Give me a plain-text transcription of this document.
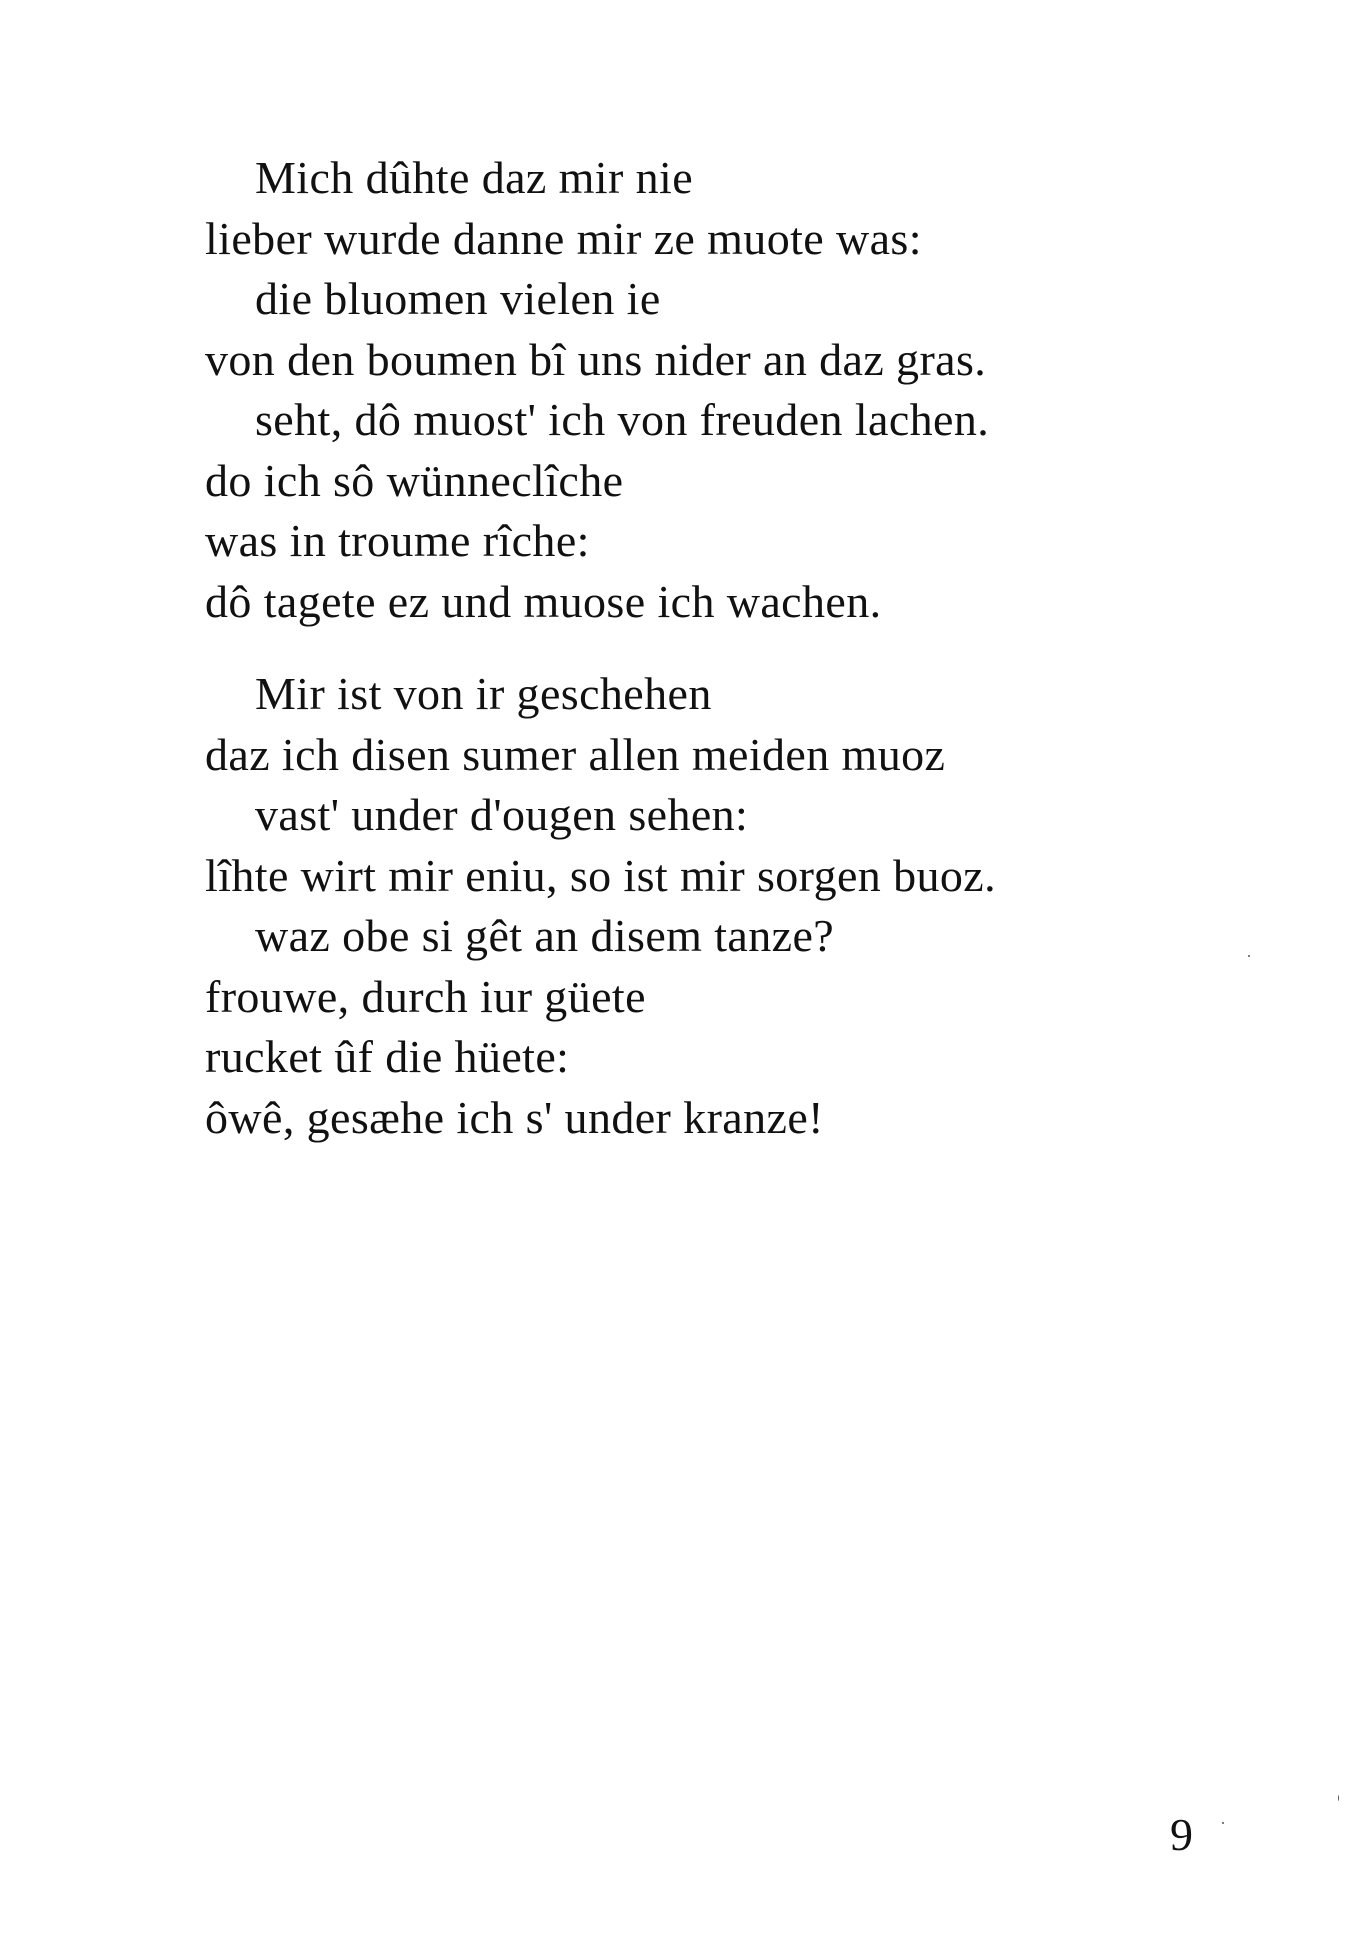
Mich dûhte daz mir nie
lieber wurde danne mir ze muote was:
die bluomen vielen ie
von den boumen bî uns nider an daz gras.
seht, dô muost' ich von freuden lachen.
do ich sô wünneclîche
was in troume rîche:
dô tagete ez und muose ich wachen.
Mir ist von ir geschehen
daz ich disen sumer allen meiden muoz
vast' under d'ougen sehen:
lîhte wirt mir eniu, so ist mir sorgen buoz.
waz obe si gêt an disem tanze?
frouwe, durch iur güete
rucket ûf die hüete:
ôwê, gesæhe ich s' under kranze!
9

──────────────────────────────

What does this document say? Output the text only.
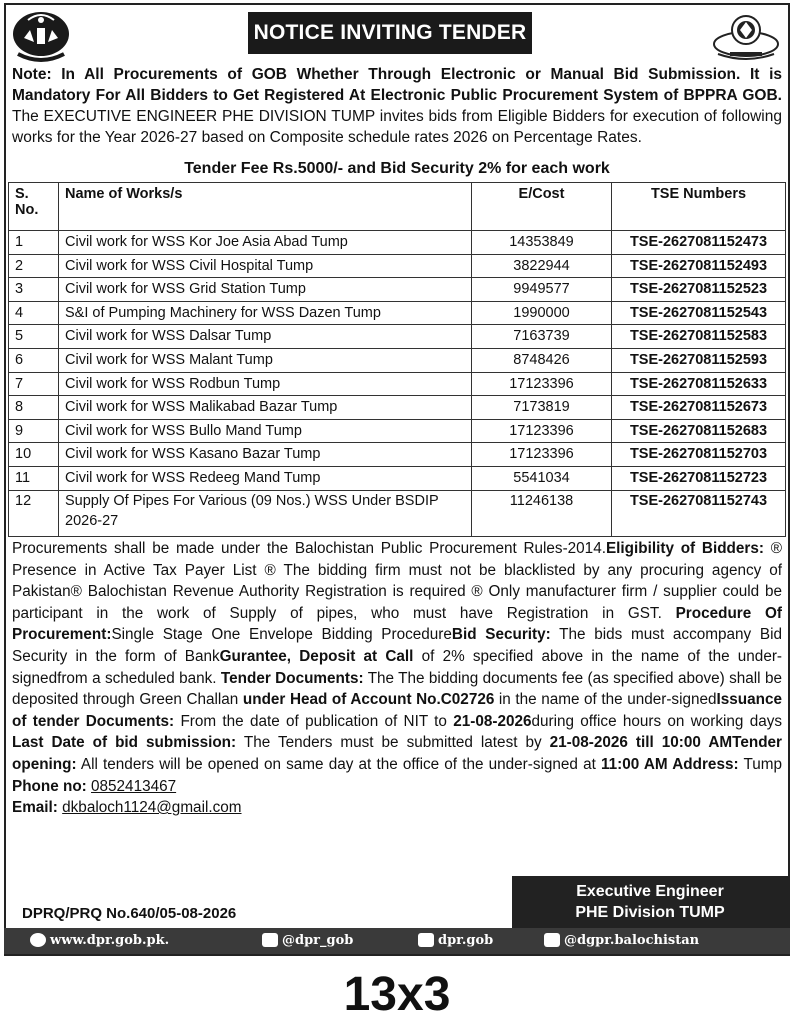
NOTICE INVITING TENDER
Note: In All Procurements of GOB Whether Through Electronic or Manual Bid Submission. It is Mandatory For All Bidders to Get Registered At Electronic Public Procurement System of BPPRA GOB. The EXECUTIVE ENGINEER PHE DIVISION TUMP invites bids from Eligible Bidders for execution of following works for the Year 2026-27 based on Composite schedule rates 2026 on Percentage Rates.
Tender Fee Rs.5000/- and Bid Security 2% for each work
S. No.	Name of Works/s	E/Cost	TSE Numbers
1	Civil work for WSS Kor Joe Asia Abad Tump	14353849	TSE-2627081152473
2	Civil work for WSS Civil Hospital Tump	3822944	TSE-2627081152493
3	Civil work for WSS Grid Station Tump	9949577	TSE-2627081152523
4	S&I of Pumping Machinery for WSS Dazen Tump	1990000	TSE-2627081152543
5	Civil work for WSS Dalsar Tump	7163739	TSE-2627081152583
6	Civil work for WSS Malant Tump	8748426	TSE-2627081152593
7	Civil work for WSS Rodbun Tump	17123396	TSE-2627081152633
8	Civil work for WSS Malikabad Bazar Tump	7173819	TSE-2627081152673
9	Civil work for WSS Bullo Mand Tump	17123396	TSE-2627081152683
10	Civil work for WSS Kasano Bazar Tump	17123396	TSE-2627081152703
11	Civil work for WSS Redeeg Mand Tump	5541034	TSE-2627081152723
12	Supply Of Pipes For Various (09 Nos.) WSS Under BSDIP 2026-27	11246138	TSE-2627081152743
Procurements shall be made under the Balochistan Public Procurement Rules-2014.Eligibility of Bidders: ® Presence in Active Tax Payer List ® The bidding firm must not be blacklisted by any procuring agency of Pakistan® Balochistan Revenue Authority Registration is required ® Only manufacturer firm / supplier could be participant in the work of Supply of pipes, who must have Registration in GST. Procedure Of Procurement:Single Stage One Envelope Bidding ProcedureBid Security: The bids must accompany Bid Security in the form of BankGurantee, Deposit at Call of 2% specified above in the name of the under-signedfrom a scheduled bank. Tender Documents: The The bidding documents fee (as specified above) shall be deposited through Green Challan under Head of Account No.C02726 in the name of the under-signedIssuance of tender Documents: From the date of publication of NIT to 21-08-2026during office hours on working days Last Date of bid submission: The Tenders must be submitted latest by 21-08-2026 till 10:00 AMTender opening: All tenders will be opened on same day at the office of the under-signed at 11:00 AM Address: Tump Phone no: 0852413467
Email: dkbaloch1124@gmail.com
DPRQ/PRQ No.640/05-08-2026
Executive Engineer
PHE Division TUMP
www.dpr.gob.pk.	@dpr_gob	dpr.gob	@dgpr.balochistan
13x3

──────────────────────────────

▸ YOUR GOAL: In the entries above, identify every line with the string "bids".

▸ CORRECT OUTPUT:
Note: In All Procurements of GOB Whether Through Electronic or Manual Bid Submission. It is Mandatory For All Bidders to Get Registered At Electronic Public Procurement System of BPPRA GOB. The EXECUTIVE ENGINEER PHE DIVISION TUMP invites bids from Eligible Bidders for execution of following works for the Year 2026-27 based on Composite schedule rates 2026 on Percentage Rates.
Procurements shall be made under the Balochistan Public Procurement Rules-2014.Eligibility of Bidders: ® Presence in Active Tax Payer List ® The bidding firm must not be blacklisted by any procuring agency of Pakistan® Balochistan Revenue Authority Registration is required ® Only manufacturer firm / supplier could be participant in the work of Supply of pipes, who must have Registration in GST. Procedure Of Procurement:Single Stage One Envelope Bidding ProcedureBid Security: The bids must accompany Bid Security in the form of BankGurantee, Deposit at Call of 2% specified above in the name of the under-signedfrom a scheduled bank. Tender Documents: The The bidding documents fee (as specified above) shall be deposited through Green Challan under Head of Account No.C02726 in the name of the under-signedIssuance of tender Documents: From the date of publication of NIT to 21-08-2026during office hours on working days Last Date of bid submission: The Tenders must be submitted latest by 21-08-2026 till 10:00 AMTender opening: All tenders will be opened on same day at the office of the under-signed at 11:00 AM Address: Tump Phone no: 0852413467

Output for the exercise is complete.